_Document passage_.

Re: NSTextStorage subclassing issue in 10.4
Re: NSTextStorage subclassing issue in 10.4
- Subject: Re: NSTextStorage subclassing issue in 10.4
- From: Keith Blount <email@hidden>
- Date: Wed, 25 May 2005 11:07:02 -0700 (PDT)
- Comment: DomainKeys? See http://antispam.yahoo.com/domainkeys
Many thanks for your reply, much appreciated.
> The best would be to call "fixNoteAttributes" from
> within NSTextStorage's "processEditing", rather than
> in each of the primitive mutators. I would assume
> that the new list stuff in Cocoa is smart enough to
> wrap all the list bullet modifications with calls to
> "beginEditing" and "endEditing", so that way you
> will only have to fix your note attributes once.
You would think so, but in fact the new list stuff
isn't this smart - an NSLog shows that -beginEditing
and -endEditing get sent for *every* bullet point
inserted, they don't just bracket the whole block.
This means that if you have text with, say 200
paragraphs in it and try to list format the whole lot,
then begin- and endEditing get sent 200 times, and
thus my code gets called 200 times. I can't see any
simple way around this - obviously, my code only needs
to get called the once, after the lot is fixed.

_Work instruction 1_. In the NSTextStorage post, condense the paragraph beginning "You would think so" into a short bulleted list that keeps its main facts.
_Work instruction 2_. Extend the NSTextStorage post with another paragraph or two that carries on from its final sentence.

_Data excerpts_.
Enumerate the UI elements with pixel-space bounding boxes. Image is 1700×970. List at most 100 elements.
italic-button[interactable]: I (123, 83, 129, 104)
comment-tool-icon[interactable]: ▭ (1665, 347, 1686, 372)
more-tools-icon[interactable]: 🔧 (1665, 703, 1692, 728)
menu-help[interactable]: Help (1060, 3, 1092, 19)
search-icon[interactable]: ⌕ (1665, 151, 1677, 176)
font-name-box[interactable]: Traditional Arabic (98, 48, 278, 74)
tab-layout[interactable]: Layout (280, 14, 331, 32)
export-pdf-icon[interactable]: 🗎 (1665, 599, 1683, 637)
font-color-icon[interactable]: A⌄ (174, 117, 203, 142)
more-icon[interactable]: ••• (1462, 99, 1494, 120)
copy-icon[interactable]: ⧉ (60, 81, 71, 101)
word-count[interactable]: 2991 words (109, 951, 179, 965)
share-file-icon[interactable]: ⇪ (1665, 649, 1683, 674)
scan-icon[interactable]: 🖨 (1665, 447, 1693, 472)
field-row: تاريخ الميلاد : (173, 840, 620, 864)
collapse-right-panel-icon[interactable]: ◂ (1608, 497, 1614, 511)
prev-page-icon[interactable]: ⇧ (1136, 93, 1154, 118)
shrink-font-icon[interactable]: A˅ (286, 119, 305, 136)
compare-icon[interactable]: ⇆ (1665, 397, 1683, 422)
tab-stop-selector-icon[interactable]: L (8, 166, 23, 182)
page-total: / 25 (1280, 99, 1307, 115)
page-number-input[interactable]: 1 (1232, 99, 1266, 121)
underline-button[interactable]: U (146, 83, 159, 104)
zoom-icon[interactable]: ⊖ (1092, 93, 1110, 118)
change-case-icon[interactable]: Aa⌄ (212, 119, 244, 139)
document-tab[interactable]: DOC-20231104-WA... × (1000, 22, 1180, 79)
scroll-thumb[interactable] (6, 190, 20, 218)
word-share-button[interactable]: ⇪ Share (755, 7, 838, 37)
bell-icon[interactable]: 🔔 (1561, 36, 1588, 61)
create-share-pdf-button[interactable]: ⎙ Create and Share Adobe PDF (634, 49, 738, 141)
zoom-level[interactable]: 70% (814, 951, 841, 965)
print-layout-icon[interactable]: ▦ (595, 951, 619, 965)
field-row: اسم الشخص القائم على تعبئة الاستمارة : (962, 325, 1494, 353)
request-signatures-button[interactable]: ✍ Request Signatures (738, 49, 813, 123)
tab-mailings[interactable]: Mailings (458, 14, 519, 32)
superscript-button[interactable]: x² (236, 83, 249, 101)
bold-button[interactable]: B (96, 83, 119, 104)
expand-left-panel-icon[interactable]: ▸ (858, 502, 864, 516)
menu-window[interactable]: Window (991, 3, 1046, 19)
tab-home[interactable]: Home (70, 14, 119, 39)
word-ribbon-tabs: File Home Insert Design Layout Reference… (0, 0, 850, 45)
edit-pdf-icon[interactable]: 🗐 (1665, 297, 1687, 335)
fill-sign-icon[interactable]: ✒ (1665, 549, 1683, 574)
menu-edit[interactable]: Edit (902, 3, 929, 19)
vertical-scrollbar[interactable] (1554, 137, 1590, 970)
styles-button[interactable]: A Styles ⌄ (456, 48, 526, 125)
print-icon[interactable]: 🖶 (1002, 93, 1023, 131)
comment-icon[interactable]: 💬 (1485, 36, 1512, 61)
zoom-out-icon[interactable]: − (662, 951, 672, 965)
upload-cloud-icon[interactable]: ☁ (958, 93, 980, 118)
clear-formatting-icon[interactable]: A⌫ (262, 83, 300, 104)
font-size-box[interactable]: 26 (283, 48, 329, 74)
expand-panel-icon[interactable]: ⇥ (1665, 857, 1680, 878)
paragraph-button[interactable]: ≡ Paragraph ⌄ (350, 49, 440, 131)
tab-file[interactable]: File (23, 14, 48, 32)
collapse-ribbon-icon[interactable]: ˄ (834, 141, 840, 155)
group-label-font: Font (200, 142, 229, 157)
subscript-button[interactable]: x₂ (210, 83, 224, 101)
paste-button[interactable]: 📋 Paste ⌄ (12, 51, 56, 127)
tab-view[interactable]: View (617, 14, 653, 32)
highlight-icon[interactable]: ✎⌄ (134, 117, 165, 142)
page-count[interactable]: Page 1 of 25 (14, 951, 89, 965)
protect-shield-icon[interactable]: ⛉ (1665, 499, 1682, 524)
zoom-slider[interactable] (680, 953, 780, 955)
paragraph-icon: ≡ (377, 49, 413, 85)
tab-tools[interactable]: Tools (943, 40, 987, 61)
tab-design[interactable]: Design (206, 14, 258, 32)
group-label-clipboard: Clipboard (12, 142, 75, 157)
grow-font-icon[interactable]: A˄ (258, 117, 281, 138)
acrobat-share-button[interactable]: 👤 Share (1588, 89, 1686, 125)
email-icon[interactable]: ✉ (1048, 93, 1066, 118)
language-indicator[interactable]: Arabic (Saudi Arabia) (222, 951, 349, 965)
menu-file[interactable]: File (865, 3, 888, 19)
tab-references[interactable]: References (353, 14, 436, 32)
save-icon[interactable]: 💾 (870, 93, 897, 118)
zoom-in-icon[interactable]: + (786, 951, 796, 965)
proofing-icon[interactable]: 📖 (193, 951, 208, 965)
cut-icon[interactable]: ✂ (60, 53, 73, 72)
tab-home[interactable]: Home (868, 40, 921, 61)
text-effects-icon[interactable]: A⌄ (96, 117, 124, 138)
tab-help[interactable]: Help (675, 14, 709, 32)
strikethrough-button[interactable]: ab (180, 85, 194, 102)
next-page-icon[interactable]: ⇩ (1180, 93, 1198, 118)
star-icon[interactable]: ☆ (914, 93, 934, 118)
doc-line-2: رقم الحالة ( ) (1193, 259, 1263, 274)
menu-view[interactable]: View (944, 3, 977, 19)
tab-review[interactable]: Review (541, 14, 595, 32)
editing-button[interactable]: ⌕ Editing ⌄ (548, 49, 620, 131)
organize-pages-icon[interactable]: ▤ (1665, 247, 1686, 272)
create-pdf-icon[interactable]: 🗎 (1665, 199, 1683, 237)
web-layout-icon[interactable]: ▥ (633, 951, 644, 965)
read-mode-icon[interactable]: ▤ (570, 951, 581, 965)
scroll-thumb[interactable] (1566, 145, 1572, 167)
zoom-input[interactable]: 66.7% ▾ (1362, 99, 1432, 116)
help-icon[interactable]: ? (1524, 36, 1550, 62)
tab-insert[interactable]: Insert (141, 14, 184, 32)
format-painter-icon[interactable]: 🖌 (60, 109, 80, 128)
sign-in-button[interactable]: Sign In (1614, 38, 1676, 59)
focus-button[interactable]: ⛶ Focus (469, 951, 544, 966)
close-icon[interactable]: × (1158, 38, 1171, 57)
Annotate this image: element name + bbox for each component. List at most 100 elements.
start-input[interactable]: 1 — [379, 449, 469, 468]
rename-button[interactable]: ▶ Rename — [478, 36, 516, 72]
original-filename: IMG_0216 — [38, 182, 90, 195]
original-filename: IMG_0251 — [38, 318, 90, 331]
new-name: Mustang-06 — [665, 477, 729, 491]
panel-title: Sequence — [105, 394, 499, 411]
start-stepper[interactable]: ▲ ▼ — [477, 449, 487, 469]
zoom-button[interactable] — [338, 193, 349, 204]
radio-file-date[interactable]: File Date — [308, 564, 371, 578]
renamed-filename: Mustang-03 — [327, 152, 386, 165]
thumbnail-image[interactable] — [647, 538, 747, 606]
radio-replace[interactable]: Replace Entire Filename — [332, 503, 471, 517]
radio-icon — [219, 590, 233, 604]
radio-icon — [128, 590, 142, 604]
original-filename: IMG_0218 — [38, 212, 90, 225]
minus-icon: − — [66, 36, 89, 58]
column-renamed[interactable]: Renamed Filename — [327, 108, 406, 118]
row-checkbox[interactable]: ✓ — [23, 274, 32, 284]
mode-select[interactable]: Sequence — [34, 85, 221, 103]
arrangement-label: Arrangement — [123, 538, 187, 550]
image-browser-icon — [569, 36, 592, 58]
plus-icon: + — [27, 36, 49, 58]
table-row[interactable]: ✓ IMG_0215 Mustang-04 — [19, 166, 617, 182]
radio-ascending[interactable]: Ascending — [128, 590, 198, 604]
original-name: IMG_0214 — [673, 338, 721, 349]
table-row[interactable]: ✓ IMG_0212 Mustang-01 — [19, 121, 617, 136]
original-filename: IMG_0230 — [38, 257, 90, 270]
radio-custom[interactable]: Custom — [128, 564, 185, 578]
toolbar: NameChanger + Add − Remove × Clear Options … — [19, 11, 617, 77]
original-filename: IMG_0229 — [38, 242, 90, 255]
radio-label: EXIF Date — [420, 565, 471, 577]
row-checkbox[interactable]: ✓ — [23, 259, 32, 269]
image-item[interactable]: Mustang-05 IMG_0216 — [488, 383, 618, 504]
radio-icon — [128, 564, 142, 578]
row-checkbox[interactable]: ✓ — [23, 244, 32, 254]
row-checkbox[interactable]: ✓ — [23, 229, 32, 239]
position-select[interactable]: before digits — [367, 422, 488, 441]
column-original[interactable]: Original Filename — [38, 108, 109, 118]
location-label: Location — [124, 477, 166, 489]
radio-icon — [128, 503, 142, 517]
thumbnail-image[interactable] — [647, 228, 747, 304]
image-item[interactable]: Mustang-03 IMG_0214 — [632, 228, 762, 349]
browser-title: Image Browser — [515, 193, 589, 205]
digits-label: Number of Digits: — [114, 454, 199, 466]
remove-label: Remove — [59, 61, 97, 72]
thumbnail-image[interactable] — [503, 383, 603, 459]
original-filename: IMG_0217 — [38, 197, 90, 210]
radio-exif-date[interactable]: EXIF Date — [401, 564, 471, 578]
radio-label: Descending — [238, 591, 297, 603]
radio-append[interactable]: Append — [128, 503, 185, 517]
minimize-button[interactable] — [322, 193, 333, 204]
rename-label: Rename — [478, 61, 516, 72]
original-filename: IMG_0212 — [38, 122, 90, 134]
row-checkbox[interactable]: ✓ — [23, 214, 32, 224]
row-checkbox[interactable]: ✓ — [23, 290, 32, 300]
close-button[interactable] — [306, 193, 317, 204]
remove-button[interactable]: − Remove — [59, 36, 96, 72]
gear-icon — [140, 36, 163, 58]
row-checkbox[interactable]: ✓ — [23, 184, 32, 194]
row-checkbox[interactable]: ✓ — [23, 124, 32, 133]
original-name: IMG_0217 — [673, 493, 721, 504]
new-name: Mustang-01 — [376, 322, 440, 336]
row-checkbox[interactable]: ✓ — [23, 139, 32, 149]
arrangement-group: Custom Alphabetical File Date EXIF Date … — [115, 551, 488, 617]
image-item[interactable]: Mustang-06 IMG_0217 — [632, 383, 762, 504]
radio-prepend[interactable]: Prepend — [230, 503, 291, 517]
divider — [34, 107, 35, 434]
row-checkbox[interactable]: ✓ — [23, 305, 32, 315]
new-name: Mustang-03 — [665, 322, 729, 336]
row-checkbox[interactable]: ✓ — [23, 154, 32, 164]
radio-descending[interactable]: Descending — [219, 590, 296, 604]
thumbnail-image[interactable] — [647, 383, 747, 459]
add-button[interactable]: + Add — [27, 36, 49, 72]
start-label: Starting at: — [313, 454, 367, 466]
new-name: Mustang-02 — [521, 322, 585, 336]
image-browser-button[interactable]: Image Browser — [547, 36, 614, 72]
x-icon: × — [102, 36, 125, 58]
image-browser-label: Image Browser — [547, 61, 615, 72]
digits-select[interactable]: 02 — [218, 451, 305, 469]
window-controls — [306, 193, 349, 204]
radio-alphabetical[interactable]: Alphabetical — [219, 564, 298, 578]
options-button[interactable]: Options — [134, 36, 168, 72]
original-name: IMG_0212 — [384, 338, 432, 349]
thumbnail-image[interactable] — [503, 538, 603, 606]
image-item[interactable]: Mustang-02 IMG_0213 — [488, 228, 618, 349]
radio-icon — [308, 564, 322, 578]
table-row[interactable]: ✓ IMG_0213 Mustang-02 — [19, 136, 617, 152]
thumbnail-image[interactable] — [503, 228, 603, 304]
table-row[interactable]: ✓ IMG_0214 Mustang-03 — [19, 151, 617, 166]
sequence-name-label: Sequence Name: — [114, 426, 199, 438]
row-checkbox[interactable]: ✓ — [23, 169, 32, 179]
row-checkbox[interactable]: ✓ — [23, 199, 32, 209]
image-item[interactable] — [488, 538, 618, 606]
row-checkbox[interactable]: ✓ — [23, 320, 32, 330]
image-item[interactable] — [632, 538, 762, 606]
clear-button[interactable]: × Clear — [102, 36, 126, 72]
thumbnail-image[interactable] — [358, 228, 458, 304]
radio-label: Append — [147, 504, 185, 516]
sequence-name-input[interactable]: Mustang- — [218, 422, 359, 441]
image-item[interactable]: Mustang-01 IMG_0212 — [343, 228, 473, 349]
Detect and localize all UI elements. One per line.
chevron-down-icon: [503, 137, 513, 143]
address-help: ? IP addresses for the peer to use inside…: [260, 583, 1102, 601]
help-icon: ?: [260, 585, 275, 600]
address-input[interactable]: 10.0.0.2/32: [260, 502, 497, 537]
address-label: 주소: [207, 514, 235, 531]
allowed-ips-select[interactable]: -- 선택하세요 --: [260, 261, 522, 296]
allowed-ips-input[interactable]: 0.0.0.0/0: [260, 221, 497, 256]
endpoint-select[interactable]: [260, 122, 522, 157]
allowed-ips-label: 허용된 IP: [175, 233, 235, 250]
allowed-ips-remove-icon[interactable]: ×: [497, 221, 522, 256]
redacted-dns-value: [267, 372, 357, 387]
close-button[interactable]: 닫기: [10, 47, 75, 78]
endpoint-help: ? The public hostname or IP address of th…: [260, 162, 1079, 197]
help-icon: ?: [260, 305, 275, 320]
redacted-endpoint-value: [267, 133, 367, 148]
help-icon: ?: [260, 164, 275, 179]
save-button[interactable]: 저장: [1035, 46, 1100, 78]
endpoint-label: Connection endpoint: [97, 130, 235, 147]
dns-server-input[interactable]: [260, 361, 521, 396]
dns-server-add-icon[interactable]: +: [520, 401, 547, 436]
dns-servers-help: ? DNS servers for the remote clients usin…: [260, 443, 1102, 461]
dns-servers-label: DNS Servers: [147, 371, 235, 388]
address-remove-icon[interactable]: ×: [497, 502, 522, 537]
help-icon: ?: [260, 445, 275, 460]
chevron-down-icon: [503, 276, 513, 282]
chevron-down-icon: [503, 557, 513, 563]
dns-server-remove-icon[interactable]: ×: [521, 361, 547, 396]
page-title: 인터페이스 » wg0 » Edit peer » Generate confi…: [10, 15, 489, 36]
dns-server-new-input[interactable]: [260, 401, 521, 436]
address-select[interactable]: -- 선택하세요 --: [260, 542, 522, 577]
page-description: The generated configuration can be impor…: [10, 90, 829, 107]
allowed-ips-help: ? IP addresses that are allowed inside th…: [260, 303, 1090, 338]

_Response area 1_.
- The new Cocoa list feature does not wrap the whole block in a single pair of editing calls.
- An NSLog shows that -beginEditing and -endEditing are sent for every bullet point inserted.
- Formatting 200 paragraphs as a list sends these calls 200 times, so the writer's code also runs 200 times.
- The code only needs to run once, after all the changes are made, and the writer sees no simple way around this.

_Response area 2_.
> You
> can also restrict the range to fix to the
> "editedRange" rather than the whole storage, though
> of course that doesn't help you in this particular
> case, but I imagine it would for typing and other
> small/rapid changes.
In my particular case this won't work, seeing as all
the notes after the edited range need updating too, as
their ranges will also have been affected.
> when
> "replaceCharactersInRange:withString:" is invoked,
> you don't need to scan any note objects preceeding
> the replaced range. Similarly, when attributes are
> applied, only note objects in the affected range
> could possibly have been added or removed.
>
This is a good point, and definitely something I could
optimise, but at the moment speed is fine (as in no
noticable speed hit at all) for typing and everything
else except for list formatting large chunks of text,
and this won't help with the the test case of
selecting the whole of a large document and changing
the list formatting to bullets, for instance.
So at the moment, I'm still stuck on how to fix
this... I have tried using the perform after delay and
cancel selector NSObject methods in an attempt to get
the method called only once, but this didn't work
either.
Any other suggestions would be really appreciated.